| |
Regular expression search engine for text in UCS2 form taking surrogates into
account. This implementation is an improved translation from the URE package
written by Mark Leisher who used a variation of the RE->DFA algorithm done by
Mark Hopkins.
Assumptions
- Regular expression and text already normalized
- Conversion to lower case assumes a 1-1 mapping.
Definitions
Separator - any one of U+2028, U+2029, NL, CR.
Operators
- . - match any character
- * - match zero or more of the last sub expression
- + - match one or more of the last sub expression
- ? - match zero or one of the last sub expression
- () - sub expression grouping
- {m, n} - match at least m occurrences and up to n occurrences
Note: both values can be 0 or omitted which denotes then a unlimited bound {,}
and {0,} and {0, 0} correspond to * {, 1} and {0, 1} correspond to ? {1,} and
{1, 0} correspond to +
- {m} - match exactly m occurrences
Notes
The "." operator normally does not match separators, but a flag is available
that will allow this operator to match a separator.
Literals and Constants
- c - literal UCS2 character
- \x.... - hexadecimal number of up to 4 digits
- \X.... - hexadecimal number of up to 4 digits
- \u.... - hexadecimal number of up to 4 digits
- \U.... - hexadecimal number of up to 4 digits
Character classes
- [...] - Character class
- [^...] - Negated character class
- \pN1,N2,...,Nn - Character properties class
- \PN1,N2,...,Nn - Negated character properties class
POSIX character classes recognized: :alnum: :alpha: :cntrl: :digit: :graph:
:lower: :print: :punct: :space: :upper: :xdigit:
Notes
- Character property classes are \p or \P followed by a comma separated list
of integers between 0 and the maximum entry index in TCharacterCategory. These
integers directly correspond to the TCharacterCategory enumeration entries.
Note: upper, lower and title case classes need to have case sensitive search
be enabled to match correctly!
- Character classes can contain literals, constants and character property
classes. Example:
[abc\U10A\p0,13,4]
|

**Data section**

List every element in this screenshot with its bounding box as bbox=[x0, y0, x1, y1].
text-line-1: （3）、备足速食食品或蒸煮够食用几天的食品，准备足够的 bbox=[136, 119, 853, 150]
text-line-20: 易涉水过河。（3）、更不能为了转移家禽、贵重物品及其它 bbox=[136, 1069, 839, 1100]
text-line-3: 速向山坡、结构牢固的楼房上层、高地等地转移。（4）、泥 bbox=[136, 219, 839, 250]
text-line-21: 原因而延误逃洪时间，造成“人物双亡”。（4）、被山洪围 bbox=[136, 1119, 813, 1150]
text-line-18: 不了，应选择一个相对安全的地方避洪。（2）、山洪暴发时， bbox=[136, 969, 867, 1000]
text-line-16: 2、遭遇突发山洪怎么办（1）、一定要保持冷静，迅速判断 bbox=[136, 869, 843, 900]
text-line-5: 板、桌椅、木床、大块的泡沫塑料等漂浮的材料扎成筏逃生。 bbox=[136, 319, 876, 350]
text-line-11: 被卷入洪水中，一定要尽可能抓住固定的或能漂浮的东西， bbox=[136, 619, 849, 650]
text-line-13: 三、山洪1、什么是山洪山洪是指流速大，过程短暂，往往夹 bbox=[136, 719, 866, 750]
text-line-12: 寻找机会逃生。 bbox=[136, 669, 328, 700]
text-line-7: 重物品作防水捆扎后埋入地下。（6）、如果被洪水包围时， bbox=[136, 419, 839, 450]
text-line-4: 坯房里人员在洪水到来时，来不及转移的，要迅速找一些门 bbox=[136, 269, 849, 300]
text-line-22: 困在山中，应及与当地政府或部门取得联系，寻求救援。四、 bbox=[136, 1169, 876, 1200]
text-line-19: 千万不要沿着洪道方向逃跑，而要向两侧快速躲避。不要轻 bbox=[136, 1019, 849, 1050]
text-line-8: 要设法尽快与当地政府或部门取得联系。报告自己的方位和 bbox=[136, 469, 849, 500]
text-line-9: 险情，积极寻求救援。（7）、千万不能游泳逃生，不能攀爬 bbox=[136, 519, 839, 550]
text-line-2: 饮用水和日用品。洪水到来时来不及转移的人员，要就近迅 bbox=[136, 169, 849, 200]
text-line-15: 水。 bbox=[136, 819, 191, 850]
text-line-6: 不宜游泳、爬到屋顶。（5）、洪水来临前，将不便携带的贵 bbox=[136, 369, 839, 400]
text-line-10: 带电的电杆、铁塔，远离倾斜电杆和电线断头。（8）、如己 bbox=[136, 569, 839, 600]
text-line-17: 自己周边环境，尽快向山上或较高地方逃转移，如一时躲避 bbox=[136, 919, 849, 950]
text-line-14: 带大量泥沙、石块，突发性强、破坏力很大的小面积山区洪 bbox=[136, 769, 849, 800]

**Required work**
(1) According to the regular expression engine description, which characters count as a separator?
(2) Return the regular expression engine description word for word, from "Assumptions" up to and including "U+2029, NL, CR.".

**Solution set**
(1) U+2028, U+2029, NL, and CR.

(2)
Assumptions
- Regular expression and text already normalized
- Conversion to lower case assumes a 1-1 mapping.
Definitions
Separator - any one of U+2028, U+2029, NL, CR.